Work to be completed.
Will you give every entry again exactly as it stands?

Material provided.
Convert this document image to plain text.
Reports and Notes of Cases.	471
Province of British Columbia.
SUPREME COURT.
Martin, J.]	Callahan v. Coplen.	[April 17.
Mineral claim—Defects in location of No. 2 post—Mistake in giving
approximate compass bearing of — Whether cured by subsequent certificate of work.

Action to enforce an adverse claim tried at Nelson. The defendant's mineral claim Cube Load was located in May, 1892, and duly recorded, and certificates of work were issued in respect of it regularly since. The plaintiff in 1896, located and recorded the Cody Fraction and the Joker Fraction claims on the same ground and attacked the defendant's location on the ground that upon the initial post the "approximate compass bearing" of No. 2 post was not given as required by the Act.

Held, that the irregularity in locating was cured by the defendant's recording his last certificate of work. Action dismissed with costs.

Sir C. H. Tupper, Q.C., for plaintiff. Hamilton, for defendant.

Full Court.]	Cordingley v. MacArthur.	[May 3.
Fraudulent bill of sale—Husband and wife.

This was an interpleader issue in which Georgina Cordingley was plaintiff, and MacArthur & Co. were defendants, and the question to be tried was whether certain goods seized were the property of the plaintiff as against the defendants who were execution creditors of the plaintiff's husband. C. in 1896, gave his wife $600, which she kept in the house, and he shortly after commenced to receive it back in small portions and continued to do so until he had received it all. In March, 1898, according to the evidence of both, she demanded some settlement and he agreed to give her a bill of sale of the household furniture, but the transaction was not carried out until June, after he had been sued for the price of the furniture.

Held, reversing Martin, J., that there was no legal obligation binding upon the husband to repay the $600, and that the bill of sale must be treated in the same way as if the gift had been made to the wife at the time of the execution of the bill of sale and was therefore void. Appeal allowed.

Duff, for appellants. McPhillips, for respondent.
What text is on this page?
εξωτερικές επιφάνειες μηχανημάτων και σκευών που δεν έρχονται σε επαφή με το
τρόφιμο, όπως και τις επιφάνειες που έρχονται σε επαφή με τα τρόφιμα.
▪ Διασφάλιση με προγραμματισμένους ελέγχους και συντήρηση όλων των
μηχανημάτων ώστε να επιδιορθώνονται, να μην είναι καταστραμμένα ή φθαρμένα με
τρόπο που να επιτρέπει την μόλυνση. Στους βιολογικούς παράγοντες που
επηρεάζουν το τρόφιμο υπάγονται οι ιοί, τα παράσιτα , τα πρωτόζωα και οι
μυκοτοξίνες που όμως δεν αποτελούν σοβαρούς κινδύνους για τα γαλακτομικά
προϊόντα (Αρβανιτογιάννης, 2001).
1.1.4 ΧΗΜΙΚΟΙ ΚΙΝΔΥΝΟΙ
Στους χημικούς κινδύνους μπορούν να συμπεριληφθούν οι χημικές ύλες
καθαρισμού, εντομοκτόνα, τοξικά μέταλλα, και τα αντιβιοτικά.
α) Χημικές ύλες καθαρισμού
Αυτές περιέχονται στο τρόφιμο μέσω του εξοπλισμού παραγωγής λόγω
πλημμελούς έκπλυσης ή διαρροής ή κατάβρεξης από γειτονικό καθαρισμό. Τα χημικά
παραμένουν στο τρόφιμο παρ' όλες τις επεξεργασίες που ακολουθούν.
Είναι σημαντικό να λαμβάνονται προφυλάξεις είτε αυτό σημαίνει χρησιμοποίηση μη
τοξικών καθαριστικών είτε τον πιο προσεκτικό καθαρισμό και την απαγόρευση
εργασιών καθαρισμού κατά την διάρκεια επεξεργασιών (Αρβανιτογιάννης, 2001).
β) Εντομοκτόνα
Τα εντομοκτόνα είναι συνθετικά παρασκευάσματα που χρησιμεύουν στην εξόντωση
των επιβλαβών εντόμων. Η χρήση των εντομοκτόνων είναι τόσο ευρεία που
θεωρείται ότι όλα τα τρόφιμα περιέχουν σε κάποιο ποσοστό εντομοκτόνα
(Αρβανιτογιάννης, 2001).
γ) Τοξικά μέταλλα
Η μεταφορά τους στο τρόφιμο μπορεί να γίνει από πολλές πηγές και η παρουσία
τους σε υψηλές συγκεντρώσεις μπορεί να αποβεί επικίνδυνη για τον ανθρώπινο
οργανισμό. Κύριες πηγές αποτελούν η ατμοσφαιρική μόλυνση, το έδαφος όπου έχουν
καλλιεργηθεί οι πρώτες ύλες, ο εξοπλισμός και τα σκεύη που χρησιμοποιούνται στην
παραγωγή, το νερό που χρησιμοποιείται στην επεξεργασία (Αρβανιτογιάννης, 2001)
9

Exercise output.
Convert this document image to plain text.
Reports and Notes of Cases.	471
Province of British Columbia.
SUPREME COURT.
Martin, J.]	Callahan v. Coplen.	[April 17.
Mineral claim—Defects in location of No. 2 post—Mistake in giving
approximate compass bearing of — Whether cured by subsequent certificate of work.

Action to enforce an adverse claim tried at Nelson. The defendant's mineral claim Cube Load was located in May, 1892, and duly recorded, and certificates of work were issued in respect of it regularly since. The plaintiff in 1896, located and recorded the Cody Fraction and the Joker Fraction claims on the same ground and attacked the defendant's location on the ground that upon the initial post the "approximate compass bearing" of No. 2 post was not given as required by the Act.

Held, that the irregularity in locating was cured by the defendant's recording his last certificate of work. Action dismissed with costs.

Sir C. H. Tupper, Q.C., for plaintiff. Hamilton, for defendant.

Full Court.]	Cordingley v. MacArthur.	[May 3.
Fraudulent bill of sale—Husband and wife.

This was an interpleader issue in which Georgina Cordingley was plaintiff, and MacArthur & Co. were defendants, and the question to be tried was whether certain goods seized were the property of the plaintiff as against the defendants who were execution creditors of the plaintiff's husband. C. in 1896, gave his wife $600, which she kept in the house, and he shortly after commenced to receive it back in small portions and continued to do so until he had received it all. In March, 1898, according to the evidence of both, she demanded some settlement and he agreed to give her a bill of sale of the household furniture, but the transaction was not carried out until June, after he had been sued for the price of the furniture.

Held, reversing Martin, J., that there was no legal obligation binding upon the husband to repay the $600, and that the bill of sale must be treated in the same way as if the gift had been made to the wife at the time of the execution of the bill of sale and was therefore void. Appeal allowed.

Duff, for appellants. McPhillips, for respondent.
What text is on this page?
εξωτερικές επιφάνειες μηχανημάτων και σκευών που δεν έρχονται σε επαφή με το
τρόφιμο, όπως και τις επιφάνειες που έρχονται σε επαφή με τα τρόφιμα.
▪ Διασφάλιση με προγραμματισμένους ελέγχους και συντήρηση όλων των
μηχανημάτων ώστε να επιδιορθώνονται, να μην είναι καταστραμμένα ή φθαρμένα με
τρόπο που να επιτρέπει την μόλυνση. Στους βιολογικούς παράγοντες που
επηρεάζουν το τρόφιμο υπάγονται οι ιοί, τα παράσιτα , τα πρωτόζωα και οι
μυκοτοξίνες που όμως δεν αποτελούν σοβαρούς κινδύνους για τα γαλακτομικά
προϊόντα (Αρβανιτογιάννης, 2001).
1.1.4 ΧΗΜΙΚΟΙ ΚΙΝΔΥΝΟΙ
Στους χημικούς κινδύνους μπορούν να συμπεριληφθούν οι χημικές ύλες
καθαρισμού, εντομοκτόνα, τοξικά μέταλλα, και τα αντιβιοτικά.
α) Χημικές ύλες καθαρισμού
Αυτές περιέχονται στο τρόφιμο μέσω του εξοπλισμού παραγωγής λόγω
πλημμελούς έκπλυσης ή διαρροής ή κατάβρεξης από γειτονικό καθαρισμό. Τα χημικά
παραμένουν στο τρόφιμο παρ' όλες τις επεξεργασίες που ακολουθούν.
Είναι σημαντικό να λαμβάνονται προφυλάξεις είτε αυτό σημαίνει χρησιμοποίηση μη
τοξικών καθαριστικών είτε τον πιο προσεκτικό καθαρισμό και την απαγόρευση
εργασιών καθαρισμού κατά την διάρκεια επεξεργασιών (Αρβανιτογιάννης, 2001).
β) Εντομοκτόνα
Τα εντομοκτόνα είναι συνθετικά παρασκευάσματα που χρησιμεύουν στην εξόντωση
των επιβλαβών εντόμων. Η χρήση των εντομοκτόνων είναι τόσο ευρεία που
θεωρείται ότι όλα τα τρόφιμα περιέχουν σε κάποιο ποσοστό εντομοκτόνα
(Αρβανιτογιάννης, 2001).
γ) Τοξικά μέταλλα
Η μεταφορά τους στο τρόφιμο μπορεί να γίνει από πολλές πηγές και η παρουσία
τους σε υψηλές συγκεντρώσεις μπορεί να αποβεί επικίνδυνη για τον ανθρώπινο
οργανισμό. Κύριες πηγές αποτελούν η ατμοσφαιρική μόλυνση, το έδαφος όπου έχουν
καλλιεργηθεί οι πρώτες ύλες, ο εξοπλισμός και τα σκεύη που χρησιμοποιούνται στην
παραγωγή, το νερό που χρησιμοποιείται στην επεξεργασία (Αρβανιτογιάννης, 2001)
9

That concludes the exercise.